- **Written instruction**
Records follow. Pull out every line that contains "blonde".

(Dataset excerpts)
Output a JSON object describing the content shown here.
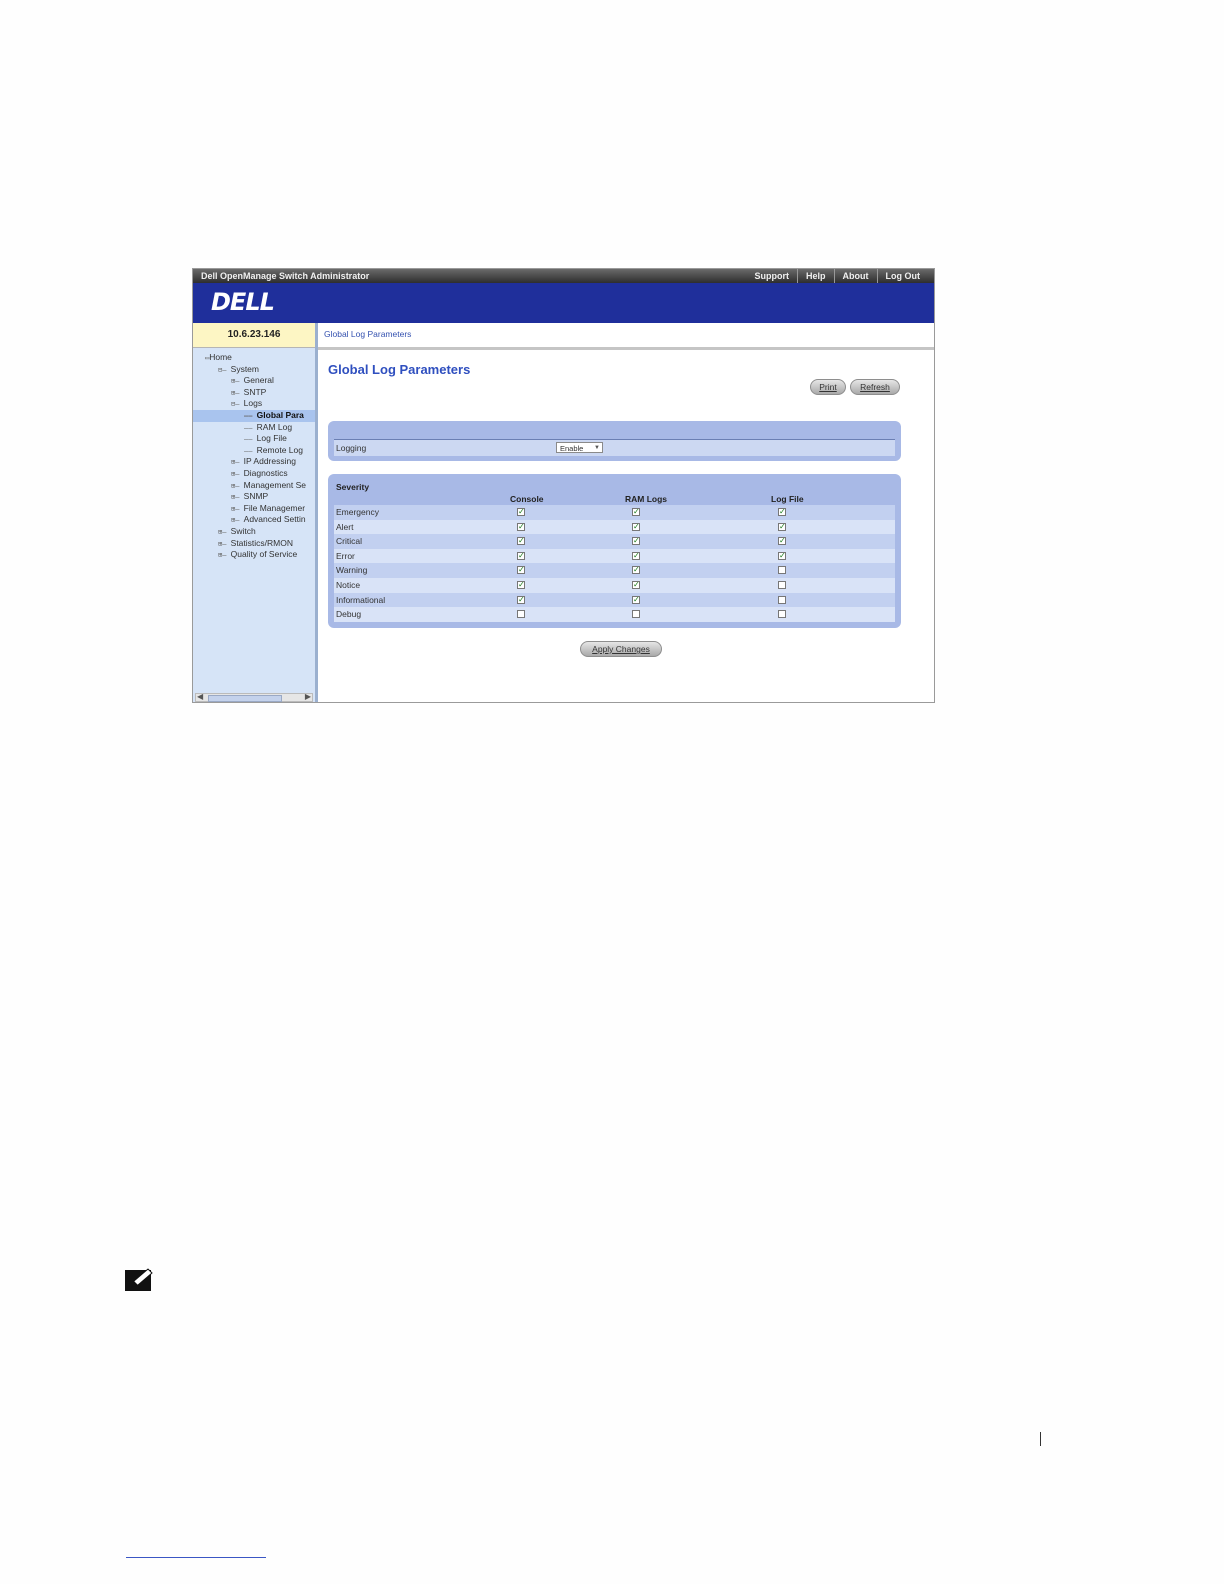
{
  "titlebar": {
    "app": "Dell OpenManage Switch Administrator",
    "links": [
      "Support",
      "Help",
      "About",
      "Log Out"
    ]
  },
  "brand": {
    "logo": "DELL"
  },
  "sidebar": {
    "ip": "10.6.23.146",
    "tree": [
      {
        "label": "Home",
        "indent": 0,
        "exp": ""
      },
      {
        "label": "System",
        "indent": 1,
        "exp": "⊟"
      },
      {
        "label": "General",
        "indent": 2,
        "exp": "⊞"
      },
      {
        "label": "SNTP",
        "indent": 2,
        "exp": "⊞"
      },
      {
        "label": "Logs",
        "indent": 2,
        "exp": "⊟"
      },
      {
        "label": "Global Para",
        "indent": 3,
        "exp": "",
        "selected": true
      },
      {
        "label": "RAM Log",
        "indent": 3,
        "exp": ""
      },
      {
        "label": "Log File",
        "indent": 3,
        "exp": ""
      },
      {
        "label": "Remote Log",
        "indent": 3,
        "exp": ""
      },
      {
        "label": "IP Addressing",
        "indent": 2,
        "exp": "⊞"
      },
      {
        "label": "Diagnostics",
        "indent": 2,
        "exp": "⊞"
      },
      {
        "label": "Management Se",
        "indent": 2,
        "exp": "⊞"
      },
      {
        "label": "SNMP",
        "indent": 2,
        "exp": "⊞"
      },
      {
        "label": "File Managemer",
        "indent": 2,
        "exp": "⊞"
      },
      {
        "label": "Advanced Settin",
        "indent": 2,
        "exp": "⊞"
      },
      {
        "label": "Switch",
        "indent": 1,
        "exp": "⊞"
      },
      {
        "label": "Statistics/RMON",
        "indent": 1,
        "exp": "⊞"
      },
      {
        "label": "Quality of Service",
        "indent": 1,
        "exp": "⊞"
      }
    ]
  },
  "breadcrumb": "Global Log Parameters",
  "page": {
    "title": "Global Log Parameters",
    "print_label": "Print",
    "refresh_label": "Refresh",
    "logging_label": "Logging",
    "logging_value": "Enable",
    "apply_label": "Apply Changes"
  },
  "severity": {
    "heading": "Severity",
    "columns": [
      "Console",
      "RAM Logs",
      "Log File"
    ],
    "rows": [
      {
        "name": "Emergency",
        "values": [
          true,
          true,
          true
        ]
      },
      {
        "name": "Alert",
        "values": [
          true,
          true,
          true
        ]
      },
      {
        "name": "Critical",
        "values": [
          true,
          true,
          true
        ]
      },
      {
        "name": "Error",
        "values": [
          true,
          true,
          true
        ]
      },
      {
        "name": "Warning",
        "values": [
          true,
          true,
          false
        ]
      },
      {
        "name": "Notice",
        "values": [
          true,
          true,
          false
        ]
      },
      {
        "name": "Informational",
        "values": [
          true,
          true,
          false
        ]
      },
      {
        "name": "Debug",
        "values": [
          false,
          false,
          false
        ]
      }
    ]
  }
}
==
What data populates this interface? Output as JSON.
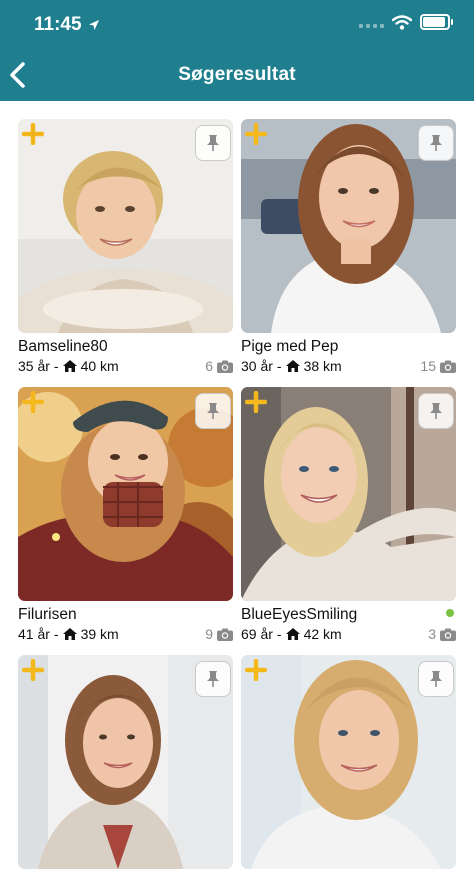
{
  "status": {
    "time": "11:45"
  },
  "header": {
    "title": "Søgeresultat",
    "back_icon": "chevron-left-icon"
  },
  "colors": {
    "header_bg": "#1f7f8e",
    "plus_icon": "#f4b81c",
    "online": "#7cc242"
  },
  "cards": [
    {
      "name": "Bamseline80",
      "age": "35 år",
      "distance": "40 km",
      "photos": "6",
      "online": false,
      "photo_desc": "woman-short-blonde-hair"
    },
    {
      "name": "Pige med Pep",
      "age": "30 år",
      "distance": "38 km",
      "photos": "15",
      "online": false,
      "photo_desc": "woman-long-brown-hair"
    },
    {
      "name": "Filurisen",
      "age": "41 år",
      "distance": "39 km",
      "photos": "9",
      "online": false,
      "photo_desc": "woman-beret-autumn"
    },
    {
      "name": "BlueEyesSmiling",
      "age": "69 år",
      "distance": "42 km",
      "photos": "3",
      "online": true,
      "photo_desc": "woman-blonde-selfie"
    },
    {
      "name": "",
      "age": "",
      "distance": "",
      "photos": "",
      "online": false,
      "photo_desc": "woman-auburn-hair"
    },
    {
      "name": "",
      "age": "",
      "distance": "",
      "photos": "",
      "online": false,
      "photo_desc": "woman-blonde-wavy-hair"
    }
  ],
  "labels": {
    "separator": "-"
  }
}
--
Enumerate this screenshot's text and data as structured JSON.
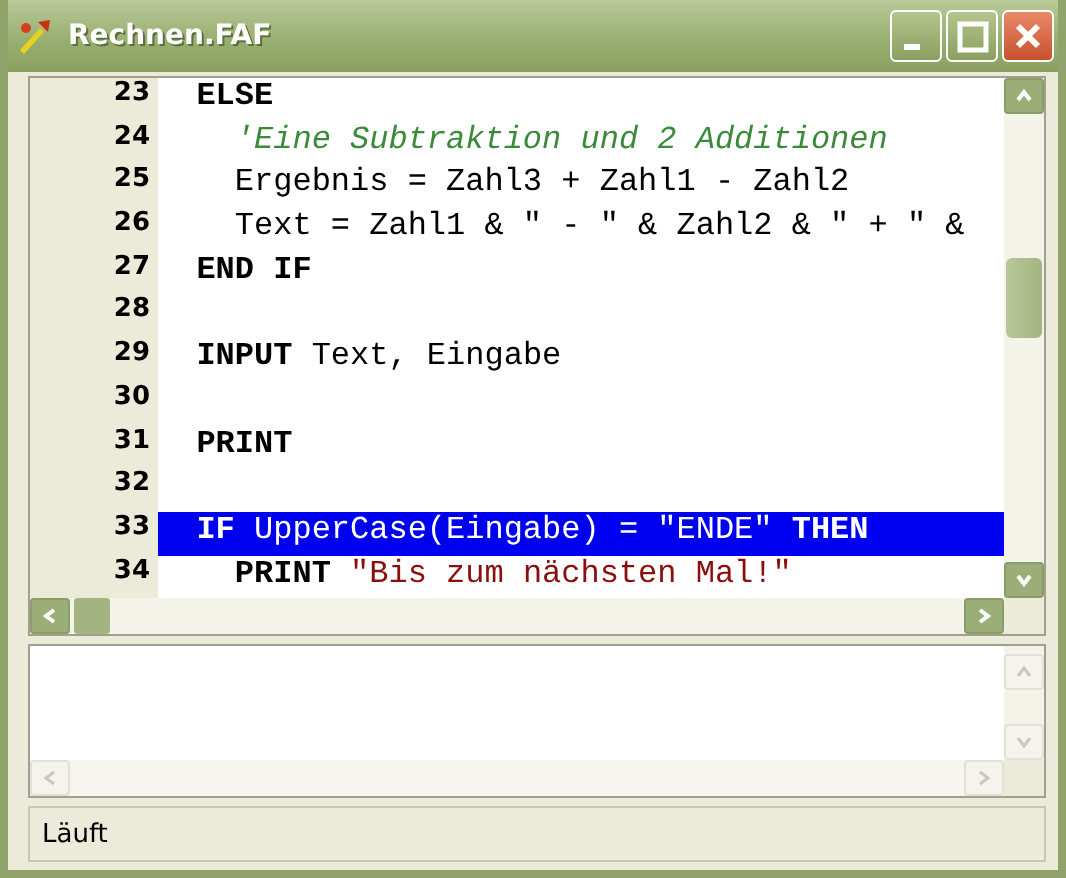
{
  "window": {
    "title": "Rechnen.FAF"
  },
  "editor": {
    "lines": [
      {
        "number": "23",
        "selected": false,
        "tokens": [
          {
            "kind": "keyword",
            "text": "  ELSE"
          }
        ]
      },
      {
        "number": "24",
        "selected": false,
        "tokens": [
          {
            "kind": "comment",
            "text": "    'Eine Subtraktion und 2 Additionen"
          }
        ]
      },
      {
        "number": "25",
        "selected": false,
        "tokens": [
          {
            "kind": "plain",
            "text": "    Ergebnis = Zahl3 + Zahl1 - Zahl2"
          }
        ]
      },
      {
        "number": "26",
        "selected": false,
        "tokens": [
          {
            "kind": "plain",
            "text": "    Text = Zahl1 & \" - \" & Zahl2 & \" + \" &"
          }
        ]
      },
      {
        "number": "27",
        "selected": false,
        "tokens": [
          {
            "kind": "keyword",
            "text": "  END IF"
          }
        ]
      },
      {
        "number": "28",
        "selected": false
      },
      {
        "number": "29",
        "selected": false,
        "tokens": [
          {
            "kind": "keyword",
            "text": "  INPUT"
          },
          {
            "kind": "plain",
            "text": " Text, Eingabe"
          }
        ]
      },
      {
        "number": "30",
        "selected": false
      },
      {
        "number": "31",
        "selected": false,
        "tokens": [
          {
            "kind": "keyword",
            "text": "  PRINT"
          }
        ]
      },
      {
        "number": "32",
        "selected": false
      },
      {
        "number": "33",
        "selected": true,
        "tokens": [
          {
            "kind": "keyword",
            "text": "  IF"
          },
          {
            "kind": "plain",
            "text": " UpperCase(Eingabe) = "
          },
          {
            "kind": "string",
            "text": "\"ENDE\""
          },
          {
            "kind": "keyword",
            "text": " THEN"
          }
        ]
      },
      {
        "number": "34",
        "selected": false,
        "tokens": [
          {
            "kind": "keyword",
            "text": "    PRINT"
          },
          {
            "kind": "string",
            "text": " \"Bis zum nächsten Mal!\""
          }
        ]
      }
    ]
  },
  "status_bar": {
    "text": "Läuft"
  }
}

- **Result below**
      "photo_desc": "woman-short-blonde-hair"
      "photo_desc": "woman-blonde-selfie"
      "photo_desc": "woman-blonde-wavy-hair"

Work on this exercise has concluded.